* [Exercise description]:
Wherever the word "values" shows up in a line, please copy that line.

(Some records)

-- start --

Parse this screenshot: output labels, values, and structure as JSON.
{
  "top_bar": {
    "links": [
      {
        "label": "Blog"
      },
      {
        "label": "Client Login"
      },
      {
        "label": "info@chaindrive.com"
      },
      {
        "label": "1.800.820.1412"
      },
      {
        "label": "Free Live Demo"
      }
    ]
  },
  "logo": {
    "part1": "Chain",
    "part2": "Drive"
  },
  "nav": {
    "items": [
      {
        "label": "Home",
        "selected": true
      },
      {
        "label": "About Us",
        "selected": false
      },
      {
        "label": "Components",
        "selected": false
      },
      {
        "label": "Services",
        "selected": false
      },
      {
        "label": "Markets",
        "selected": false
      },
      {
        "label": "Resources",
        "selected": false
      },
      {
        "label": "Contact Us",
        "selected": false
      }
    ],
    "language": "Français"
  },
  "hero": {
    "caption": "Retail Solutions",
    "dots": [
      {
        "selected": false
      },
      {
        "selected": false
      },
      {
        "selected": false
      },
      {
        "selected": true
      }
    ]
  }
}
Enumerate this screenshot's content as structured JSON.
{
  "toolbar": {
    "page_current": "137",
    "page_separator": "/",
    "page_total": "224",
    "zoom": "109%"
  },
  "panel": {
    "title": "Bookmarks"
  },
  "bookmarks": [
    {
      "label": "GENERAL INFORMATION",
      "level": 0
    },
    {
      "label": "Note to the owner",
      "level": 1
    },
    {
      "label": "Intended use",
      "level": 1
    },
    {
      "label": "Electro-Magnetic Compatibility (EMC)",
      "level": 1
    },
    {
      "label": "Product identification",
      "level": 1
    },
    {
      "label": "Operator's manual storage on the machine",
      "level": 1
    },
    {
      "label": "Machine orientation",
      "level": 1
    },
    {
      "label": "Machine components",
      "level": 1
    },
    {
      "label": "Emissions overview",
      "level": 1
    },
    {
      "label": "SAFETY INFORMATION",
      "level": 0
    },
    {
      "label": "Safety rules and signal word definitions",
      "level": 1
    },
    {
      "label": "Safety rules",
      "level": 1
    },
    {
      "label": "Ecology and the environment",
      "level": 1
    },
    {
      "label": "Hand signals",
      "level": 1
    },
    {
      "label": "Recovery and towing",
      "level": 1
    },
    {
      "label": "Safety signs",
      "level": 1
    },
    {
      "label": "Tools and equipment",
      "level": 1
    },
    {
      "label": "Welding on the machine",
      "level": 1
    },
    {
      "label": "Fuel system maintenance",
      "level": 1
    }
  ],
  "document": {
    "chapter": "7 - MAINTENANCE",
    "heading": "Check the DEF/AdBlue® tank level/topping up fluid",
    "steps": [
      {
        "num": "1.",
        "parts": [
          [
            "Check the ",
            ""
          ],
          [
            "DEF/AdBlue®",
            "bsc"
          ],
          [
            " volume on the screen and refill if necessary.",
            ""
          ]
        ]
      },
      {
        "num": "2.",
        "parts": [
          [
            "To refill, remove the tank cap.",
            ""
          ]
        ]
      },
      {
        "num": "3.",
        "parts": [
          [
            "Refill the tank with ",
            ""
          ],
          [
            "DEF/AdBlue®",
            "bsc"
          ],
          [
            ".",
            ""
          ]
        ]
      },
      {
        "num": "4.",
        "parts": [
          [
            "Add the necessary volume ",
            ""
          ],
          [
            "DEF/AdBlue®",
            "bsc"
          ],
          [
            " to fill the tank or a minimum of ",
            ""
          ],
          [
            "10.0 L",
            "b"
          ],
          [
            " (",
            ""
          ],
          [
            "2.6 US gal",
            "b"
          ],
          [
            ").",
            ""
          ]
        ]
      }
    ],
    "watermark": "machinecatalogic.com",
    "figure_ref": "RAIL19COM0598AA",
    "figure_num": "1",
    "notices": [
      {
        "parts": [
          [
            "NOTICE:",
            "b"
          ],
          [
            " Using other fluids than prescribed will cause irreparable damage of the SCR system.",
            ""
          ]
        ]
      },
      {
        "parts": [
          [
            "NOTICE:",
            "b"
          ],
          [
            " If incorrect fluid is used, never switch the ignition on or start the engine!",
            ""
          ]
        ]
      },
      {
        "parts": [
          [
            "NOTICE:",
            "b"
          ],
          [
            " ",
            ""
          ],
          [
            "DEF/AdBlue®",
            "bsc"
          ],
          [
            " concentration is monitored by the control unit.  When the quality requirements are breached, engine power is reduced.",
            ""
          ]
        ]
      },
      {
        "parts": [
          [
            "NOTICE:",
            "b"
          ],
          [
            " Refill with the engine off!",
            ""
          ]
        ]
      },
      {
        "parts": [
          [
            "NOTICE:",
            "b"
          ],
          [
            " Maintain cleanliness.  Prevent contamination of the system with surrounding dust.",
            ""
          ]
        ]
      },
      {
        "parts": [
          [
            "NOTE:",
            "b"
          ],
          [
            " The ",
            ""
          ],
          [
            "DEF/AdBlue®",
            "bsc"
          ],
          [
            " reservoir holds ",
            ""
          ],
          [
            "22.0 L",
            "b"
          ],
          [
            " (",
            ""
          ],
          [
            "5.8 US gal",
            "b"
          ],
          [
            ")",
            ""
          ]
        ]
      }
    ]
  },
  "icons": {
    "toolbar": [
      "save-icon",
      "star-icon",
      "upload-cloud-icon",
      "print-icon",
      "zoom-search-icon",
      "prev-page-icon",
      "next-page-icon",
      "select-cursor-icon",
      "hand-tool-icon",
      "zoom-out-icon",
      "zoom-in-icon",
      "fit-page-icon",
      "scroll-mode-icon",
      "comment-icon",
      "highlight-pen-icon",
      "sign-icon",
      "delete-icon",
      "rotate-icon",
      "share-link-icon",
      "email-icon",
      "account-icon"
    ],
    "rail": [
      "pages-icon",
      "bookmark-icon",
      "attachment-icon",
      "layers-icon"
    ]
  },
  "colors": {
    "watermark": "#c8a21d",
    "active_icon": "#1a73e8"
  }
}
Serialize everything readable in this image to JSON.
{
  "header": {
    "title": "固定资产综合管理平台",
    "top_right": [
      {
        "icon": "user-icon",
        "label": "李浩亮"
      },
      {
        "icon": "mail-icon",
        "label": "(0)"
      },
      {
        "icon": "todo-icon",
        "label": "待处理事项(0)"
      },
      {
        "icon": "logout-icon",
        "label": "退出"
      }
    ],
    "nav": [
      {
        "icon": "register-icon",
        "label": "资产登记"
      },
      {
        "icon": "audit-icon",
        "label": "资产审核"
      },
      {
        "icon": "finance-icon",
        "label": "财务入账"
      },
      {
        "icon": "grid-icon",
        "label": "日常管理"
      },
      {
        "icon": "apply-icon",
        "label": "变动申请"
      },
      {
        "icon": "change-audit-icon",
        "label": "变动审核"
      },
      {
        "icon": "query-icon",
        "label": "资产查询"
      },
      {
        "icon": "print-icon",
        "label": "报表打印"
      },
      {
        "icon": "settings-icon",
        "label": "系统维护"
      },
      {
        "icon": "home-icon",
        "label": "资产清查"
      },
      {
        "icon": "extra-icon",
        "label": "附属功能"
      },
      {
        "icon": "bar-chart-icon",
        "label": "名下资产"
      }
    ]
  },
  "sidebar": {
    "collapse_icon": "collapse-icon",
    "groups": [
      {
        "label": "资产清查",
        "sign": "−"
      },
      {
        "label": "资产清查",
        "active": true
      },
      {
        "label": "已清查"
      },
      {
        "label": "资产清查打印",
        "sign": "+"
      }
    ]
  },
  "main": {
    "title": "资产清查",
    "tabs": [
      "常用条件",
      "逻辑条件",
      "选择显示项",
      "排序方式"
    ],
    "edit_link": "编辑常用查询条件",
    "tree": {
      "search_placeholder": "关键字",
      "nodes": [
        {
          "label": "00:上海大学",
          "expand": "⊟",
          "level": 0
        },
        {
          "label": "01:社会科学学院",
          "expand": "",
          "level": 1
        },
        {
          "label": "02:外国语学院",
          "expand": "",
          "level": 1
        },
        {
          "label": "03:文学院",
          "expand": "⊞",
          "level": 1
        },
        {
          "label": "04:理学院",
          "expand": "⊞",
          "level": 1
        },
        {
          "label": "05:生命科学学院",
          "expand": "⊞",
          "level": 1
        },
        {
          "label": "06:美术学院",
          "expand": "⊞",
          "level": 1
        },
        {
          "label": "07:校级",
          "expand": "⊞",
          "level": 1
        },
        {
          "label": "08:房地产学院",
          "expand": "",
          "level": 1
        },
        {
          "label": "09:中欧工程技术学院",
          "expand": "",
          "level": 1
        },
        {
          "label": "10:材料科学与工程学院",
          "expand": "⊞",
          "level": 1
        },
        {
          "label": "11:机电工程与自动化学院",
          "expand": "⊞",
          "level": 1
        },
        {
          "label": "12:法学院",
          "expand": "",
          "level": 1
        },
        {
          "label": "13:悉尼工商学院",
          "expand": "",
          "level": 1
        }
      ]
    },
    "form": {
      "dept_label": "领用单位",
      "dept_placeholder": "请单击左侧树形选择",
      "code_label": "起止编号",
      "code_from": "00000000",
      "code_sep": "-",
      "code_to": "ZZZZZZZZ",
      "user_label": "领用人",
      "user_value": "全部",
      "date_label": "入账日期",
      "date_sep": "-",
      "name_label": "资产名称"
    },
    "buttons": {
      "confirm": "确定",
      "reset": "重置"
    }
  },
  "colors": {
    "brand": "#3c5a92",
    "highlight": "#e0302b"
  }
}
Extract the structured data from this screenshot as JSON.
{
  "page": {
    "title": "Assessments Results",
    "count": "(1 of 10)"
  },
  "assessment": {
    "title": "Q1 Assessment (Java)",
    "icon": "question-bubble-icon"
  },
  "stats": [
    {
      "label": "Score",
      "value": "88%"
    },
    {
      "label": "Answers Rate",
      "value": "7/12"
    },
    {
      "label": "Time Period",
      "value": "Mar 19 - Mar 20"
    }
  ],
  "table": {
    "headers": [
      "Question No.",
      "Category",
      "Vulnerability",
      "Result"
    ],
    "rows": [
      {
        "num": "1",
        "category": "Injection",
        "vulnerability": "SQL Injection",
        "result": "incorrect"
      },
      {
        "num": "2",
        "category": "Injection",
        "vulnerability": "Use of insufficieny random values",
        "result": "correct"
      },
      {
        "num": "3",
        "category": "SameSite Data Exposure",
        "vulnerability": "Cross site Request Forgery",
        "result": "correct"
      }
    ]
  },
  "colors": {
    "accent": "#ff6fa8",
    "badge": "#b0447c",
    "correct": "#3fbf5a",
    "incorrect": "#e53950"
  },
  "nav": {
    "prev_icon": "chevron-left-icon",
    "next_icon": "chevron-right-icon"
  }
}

-- end --

* [Response to this exercise]:
Parse this screenshot: output labels, values, and structure as JSON.
        "vulnerability": "Use of insufficieny random values",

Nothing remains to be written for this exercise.